> **Problem**: Copy out the data below as written; omit any images.

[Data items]
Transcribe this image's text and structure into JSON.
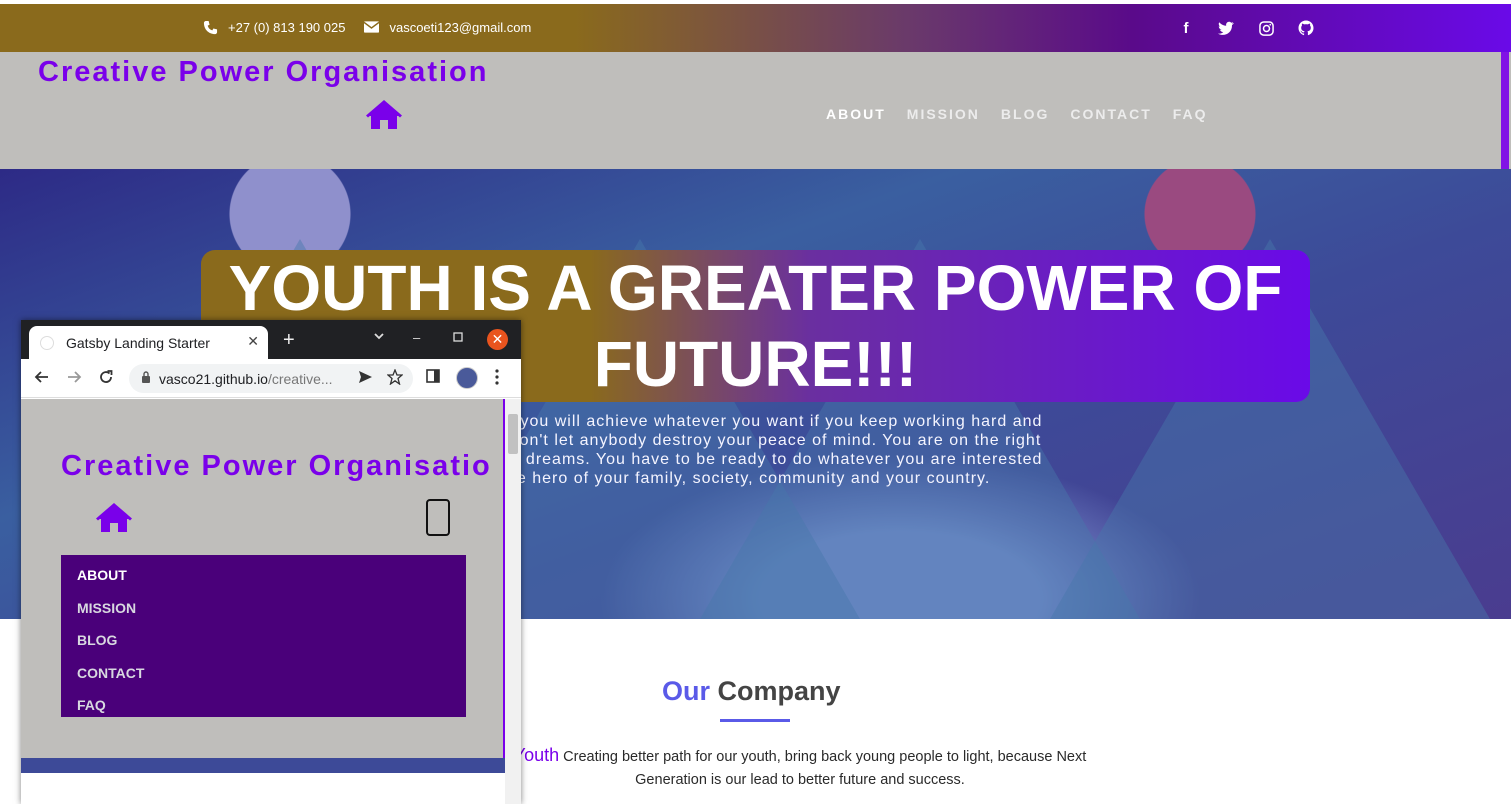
{
  "topbar": {
    "phone": "+27 (0) 813 190 025",
    "email": "vascoeti123@gmail.com",
    "social": [
      "facebook-icon",
      "twitter-icon",
      "instagram-icon",
      "github-icon"
    ]
  },
  "header": {
    "brand": "Creative Power Organisation",
    "nav": [
      "ABOUT",
      "MISSION",
      "BLOG",
      "CONTACT",
      "FAQ"
    ]
  },
  "hero": {
    "title_line1": "YOUTH IS A GREATER POWER OF",
    "title_line2": "FUTURE!!!",
    "text_lines": [
      "e and you will achieve whatever you want if you keep working hard and",
      "ore. Don't let anybody destroy your peace of mind. You are on the right",
      "e your dreams. You have to be ready to do whatever you are interested",
      "are the hero of your family, society, community and your country."
    ]
  },
  "company": {
    "heading_our": "Our",
    "heading_rest": "Company",
    "youth": "Youth",
    "text_1": "Creating better path for our youth, bring back young people to light, because Next",
    "text_2": "Generation is our lead to better future and success."
  },
  "browser": {
    "tab_title": "Gatsby Landing Starter",
    "url_host": "vasco21.github.io",
    "url_path": "/creative...",
    "brand": "Creative Power Organisatio",
    "menu": [
      "ABOUT",
      "MISSION",
      "BLOG",
      "CONTACT",
      "FAQ"
    ]
  },
  "colors": {
    "accent": "#7a00ea",
    "gold": "#8a6a1c",
    "menu_bg": "#4a007a",
    "header_bg": "#bfbebb"
  }
}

> **Exercise solution**:
Transcribe this image's text and structure into JSON.
{
  "topbar": {
    "phone": "+27 (0) 813 190 025",
    "email": "vascoeti123@gmail.com",
    "social": [
      "facebook-icon",
      "twitter-icon",
      "instagram-icon",
      "github-icon"
    ]
  },
  "header": {
    "brand": "Creative Power Organisation",
    "nav": [
      "ABOUT",
      "MISSION",
      "BLOG",
      "CONTACT",
      "FAQ"
    ]
  },
  "hero": {
    "title_line1": "YOUTH IS A GREATER POWER OF",
    "title_line2": "FUTURE!!!",
    "text_lines": [
      "e and you will achieve whatever you want if you keep working hard and",
      "ore. Don't let anybody destroy your peace of mind. You are on the right",
      "e your dreams. You have to be ready to do whatever you are interested",
      "are the hero of your family, society, community and your country."
    ]
  },
  "company": {
    "heading_our": "Our",
    "heading_rest": "Company",
    "youth": "Youth",
    "text_1": "Creating better path for our youth, bring back young people to light, because Next",
    "text_2": "Generation is our lead to better future and success."
  },
  "browser": {
    "tab_title": "Gatsby Landing Starter",
    "url_host": "vasco21.github.io",
    "url_path": "/creative...",
    "brand": "Creative Power Organisatio",
    "menu": [
      "ABOUT",
      "MISSION",
      "BLOG",
      "CONTACT",
      "FAQ"
    ]
  },
  "colors": {
    "accent": "#7a00ea",
    "gold": "#8a6a1c",
    "menu_bg": "#4a007a",
    "header_bg": "#bfbebb"
  }
}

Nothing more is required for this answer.